__PROBLEM DESCRIPTION__: Copy out the data below verbatim.

---------------

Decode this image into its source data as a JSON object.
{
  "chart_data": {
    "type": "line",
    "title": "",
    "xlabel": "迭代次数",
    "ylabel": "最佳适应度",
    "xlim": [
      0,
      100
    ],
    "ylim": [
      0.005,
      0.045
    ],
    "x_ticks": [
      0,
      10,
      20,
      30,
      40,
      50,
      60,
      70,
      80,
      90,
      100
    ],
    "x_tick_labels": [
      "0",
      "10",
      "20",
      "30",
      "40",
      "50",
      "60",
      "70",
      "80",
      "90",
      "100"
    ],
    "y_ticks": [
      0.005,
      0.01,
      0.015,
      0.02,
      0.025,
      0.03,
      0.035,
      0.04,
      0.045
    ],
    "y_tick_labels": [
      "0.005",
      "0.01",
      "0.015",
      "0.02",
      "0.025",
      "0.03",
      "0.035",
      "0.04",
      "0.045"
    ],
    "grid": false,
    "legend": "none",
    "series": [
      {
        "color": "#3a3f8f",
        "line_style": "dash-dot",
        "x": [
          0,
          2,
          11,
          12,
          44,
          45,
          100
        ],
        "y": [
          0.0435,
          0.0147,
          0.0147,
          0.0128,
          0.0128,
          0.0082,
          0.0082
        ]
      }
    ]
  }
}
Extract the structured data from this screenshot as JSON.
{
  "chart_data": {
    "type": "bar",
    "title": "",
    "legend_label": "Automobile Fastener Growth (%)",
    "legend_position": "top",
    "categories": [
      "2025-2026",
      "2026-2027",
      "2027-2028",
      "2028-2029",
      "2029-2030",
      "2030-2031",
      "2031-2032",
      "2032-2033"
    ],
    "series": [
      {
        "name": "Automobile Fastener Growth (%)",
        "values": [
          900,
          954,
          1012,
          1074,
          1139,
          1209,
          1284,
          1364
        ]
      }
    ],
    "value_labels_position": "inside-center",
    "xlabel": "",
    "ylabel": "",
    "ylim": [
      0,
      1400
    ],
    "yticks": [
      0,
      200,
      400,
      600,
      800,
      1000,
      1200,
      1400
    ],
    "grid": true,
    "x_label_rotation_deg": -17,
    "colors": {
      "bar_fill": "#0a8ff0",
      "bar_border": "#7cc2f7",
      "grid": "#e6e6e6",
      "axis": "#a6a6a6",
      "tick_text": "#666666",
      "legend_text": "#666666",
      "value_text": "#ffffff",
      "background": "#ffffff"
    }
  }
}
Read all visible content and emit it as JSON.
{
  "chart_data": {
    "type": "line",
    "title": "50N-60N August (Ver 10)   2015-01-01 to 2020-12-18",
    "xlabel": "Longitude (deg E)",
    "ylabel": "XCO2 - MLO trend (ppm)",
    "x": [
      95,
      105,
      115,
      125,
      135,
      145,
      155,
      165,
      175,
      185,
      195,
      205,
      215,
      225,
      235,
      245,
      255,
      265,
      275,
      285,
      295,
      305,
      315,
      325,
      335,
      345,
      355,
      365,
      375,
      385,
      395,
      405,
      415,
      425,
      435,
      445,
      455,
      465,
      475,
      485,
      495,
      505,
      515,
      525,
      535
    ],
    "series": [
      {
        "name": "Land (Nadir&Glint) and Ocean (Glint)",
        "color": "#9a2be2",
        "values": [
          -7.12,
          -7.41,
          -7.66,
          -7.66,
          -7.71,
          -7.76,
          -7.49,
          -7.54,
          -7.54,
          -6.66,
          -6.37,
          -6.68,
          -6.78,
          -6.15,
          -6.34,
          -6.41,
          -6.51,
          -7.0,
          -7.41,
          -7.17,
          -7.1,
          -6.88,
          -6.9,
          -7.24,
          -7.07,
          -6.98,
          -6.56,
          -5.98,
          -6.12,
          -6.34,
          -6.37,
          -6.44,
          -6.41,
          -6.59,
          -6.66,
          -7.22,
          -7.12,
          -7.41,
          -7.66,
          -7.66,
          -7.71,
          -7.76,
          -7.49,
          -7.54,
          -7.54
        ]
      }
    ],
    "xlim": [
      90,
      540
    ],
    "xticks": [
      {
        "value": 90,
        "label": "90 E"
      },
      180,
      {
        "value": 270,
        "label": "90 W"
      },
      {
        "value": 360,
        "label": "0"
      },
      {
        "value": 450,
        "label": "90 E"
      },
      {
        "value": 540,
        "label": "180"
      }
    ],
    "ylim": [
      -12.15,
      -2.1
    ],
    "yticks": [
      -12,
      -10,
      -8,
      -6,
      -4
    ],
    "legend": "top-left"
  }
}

---------------

__THE COMPLETED TASK__:
Decode this image into its source data as a JSON object.
{
  "chart_data": {
    "type": "line",
    "title": "",
    "xlabel": "迭代次数",
    "ylabel": "最佳适应度",
    "xlim": [
      0,
      100
    ],
    "ylim": [
      0.005,
      0.045
    ],
    "x_ticks": [
      0,
      10,
      20,
      30,
      40,
      50,
      60,
      70,
      80,
      90,
      100
    ],
    "x_tick_labels": [
      "0",
      "10",
      "20",
      "30",
      "40",
      "50",
      "60",
      "70",
      "80",
      "90",
      "100"
    ],
    "y_ticks": [
      0.005,
      0.01,
      0.015,
      0.02,
      0.025,
      0.03,
      0.035,
      0.04,
      0.045
    ],
    "y_tick_labels": [
      "0.005",
      "0.01",
      "0.015",
      "0.02",
      "0.025",
      "0.03",
      "0.035",
      "0.04",
      "0.045"
    ],
    "grid": false,
    "legend": "none",
    "series": [
      {
        "color": "#3a3f8f",
        "line_style": "dash-dot",
        "x": [
          0,
          2,
          11,
          12,
          44,
          45,
          100
        ],
        "y": [
          0.0435,
          0.0147,
          0.0147,
          0.0128,
          0.0128,
          0.0082,
          0.0082
        ]
      }
    ]
  }
}
Extract the structured data from this screenshot as JSON.
{
  "chart_data": {
    "type": "bar",
    "title": "",
    "legend_label": "Automobile Fastener Growth (%)",
    "legend_position": "top",
    "categories": [
      "2025-2026",
      "2026-2027",
      "2027-2028",
      "2028-2029",
      "2029-2030",
      "2030-2031",
      "2031-2032",
      "2032-2033"
    ],
    "series": [
      {
        "name": "Automobile Fastener Growth (%)",
        "values": [
          900,
          954,
          1012,
          1074,
          1139,
          1209,
          1284,
          1364
        ]
      }
    ],
    "value_labels_position": "inside-center",
    "xlabel": "",
    "ylabel": "",
    "ylim": [
      0,
      1400
    ],
    "yticks": [
      0,
      200,
      400,
      600,
      800,
      1000,
      1200,
      1400
    ],
    "grid": true,
    "x_label_rotation_deg": -17,
    "colors": {
      "bar_fill": "#0a8ff0",
      "bar_border": "#7cc2f7",
      "grid": "#e6e6e6",
      "axis": "#a6a6a6",
      "tick_text": "#666666",
      "legend_text": "#666666",
      "value_text": "#ffffff",
      "background": "#ffffff"
    }
  }
}
Read all visible content and emit it as JSON.
{
  "chart_data": {
    "type": "line",
    "title": "50N-60N August (Ver 10)   2015-01-01 to 2020-12-18",
    "xlabel": "Longitude (deg E)",
    "ylabel": "XCO2 - MLO trend (ppm)",
    "x": [
      95,
      105,
      115,
      125,
      135,
      145,
      155,
      165,
      175,
      185,
      195,
      205,
      215,
      225,
      235,
      245,
      255,
      265,
      275,
      285,
      295,
      305,
      315,
      325,
      335,
      345,
      355,
      365,
      375,
      385,
      395,
      405,
      415,
      425,
      435,
      445,
      455,
      465,
      475,
      485,
      495,
      505,
      515,
      525,
      535
    ],
    "series": [
      {
        "name": "Land (Nadir&Glint) and Ocean (Glint)",
        "color": "#9a2be2",
        "values": [
          -7.12,
          -7.41,
          -7.66,
          -7.66,
          -7.71,
          -7.76,
          -7.49,
          -7.54,
          -7.54,
          -6.66,
          -6.37,
          -6.68,
          -6.78,
          -6.15,
          -6.34,
          -6.41,
          -6.51,
          -7.0,
          -7.41,
          -7.17,
          -7.1,
          -6.88,
          -6.9,
          -7.24,
          -7.07,
          -6.98,
          -6.56,
          -5.98,
          -6.12,
          -6.34,
          -6.37,
          -6.44,
          -6.41,
          -6.59,
          -6.66,
          -7.22,
          -7.12,
          -7.41,
          -7.66,
          -7.66,
          -7.71,
          -7.76,
          -7.49,
          -7.54,
          -7.54
        ]
      }
    ],
    "xlim": [
      90,
      540
    ],
    "xticks": [
      {
        "value": 90,
        "label": "90 E"
      },
      180,
      {
        "value": 270,
        "label": "90 W"
      },
      {
        "value": 360,
        "label": "0"
      },
      {
        "value": 450,
        "label": "90 E"
      },
      {
        "value": 540,
        "label": "180"
      }
    ],
    "ylim": [
      -12.15,
      -2.1
    ],
    "yticks": [
      -12,
      -10,
      -8,
      -6,
      -4
    ],
    "legend": "top-left"
  }
}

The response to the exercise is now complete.